__PROBLEM STATEMENT__
Extract the text of every entry below exactly; leave images out.

__Extracted records__
────────────────

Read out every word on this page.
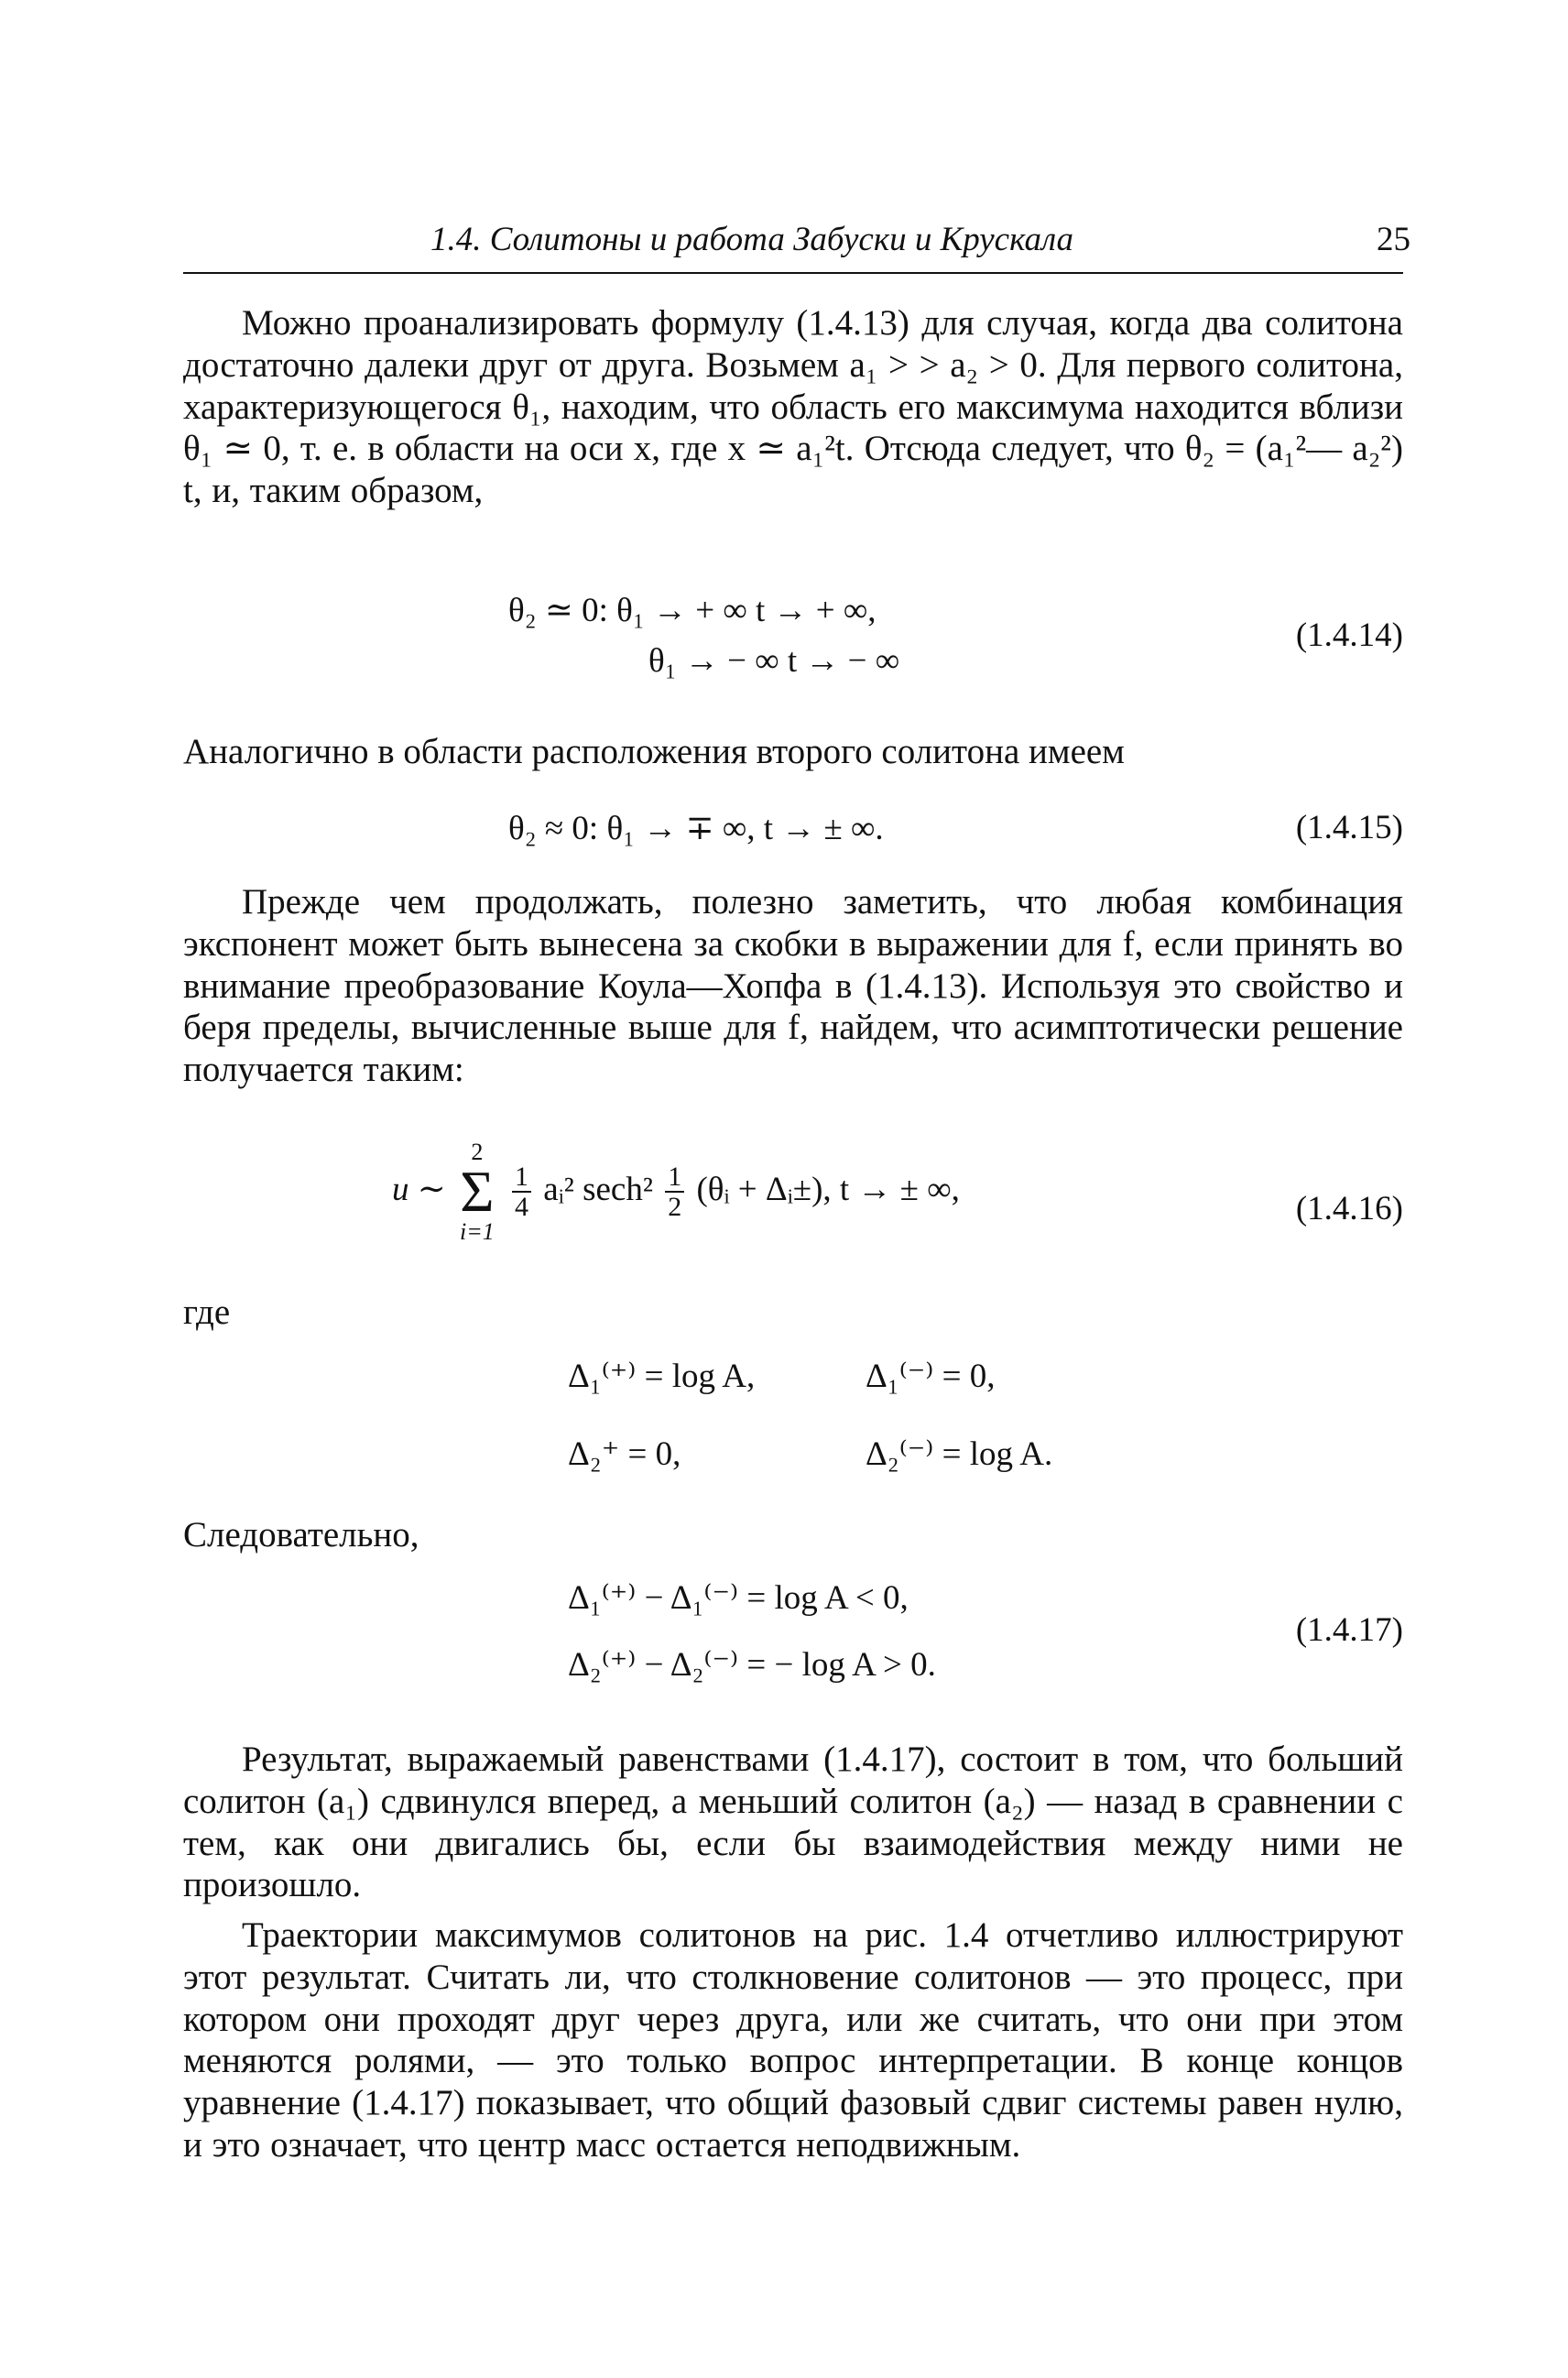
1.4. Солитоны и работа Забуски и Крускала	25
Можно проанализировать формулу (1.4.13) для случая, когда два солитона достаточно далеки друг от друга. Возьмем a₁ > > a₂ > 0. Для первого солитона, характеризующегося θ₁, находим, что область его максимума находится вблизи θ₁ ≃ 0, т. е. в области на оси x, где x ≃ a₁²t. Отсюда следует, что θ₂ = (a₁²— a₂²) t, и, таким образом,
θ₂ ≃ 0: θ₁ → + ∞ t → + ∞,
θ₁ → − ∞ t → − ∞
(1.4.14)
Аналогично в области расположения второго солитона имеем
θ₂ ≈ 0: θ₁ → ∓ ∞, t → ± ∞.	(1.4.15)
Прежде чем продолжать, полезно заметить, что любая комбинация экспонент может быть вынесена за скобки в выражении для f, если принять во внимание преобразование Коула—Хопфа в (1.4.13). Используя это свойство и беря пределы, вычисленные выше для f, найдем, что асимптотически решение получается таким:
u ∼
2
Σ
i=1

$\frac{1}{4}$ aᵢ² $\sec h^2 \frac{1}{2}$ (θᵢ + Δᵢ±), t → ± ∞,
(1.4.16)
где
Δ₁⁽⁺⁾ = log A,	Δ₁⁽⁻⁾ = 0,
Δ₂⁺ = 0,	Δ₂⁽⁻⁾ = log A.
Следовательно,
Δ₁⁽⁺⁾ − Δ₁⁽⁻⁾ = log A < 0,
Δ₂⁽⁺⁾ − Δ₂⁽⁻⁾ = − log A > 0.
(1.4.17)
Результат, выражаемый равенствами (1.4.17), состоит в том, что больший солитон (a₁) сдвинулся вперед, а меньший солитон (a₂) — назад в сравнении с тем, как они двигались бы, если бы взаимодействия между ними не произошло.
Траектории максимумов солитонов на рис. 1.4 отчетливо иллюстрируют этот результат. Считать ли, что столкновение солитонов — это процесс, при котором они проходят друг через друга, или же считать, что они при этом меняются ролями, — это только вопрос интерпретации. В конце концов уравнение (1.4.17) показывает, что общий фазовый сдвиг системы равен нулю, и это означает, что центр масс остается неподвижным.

────────────────

__SOLVED EXERCISE__
Read out every word on this page.
1.4. Солитоны и работа Забуски и Крускала	25
Можно проанализировать формулу (1.4.13) для случая, когда два солитона достаточно далеки друг от друга. Возьмем a₁ > > a₂ > 0. Для первого солитона, характеризующегося θ₁, находим, что область его максимума находится вблизи θ₁ ≃ 0, т. е. в области на оси x, где x ≃ a₁²t. Отсюда следует, что θ₂ = (a₁²— a₂²) t, и, таким образом,
θ₂ ≃ 0: θ₁ → + ∞ t → + ∞,
θ₁ → − ∞ t → − ∞
(1.4.14)
Аналогично в области расположения второго солитона имеем
θ₂ ≈ 0: θ₁ → ∓ ∞, t → ± ∞.	(1.4.15)
Прежде чем продолжать, полезно заметить, что любая комбинация экспонент может быть вынесена за скобки в выражении для f, если принять во внимание преобразование Коула—Хопфа в (1.4.13). Используя это свойство и беря пределы, вычисленные выше для f, найдем, что асимптотически решение получается таким:
u ∼
2
Σ
i=1

$\frac{1}{4}$ aᵢ² $\sec h^2 \frac{1}{2}$ (θᵢ + Δᵢ±), t → ± ∞,
(1.4.16)
где
Δ₁⁽⁺⁾ = log A,	Δ₁⁽⁻⁾ = 0,
Δ₂⁺ = 0,	Δ₂⁽⁻⁾ = log A.
Следовательно,
Δ₁⁽⁺⁾ − Δ₁⁽⁻⁾ = log A < 0,
Δ₂⁽⁺⁾ − Δ₂⁽⁻⁾ = − log A > 0.
(1.4.17)
Результат, выражаемый равенствами (1.4.17), состоит в том, что больший солитон (a₁) сдвинулся вперед, а меньший солитон (a₂) — назад в сравнении с тем, как они двигались бы, если бы взаимодействия между ними не произошло.
Траектории максимумов солитонов на рис. 1.4 отчетливо иллюстрируют этот результат. Считать ли, что столкновение солитонов — это процесс, при котором они проходят друг через друга, или же считать, что они при этом меняются ролями, — это только вопрос интерпретации. В конце концов уравнение (1.4.17) показывает, что общий фазовый сдвиг системы равен нулю, и это означает, что центр масс остается неподвижным.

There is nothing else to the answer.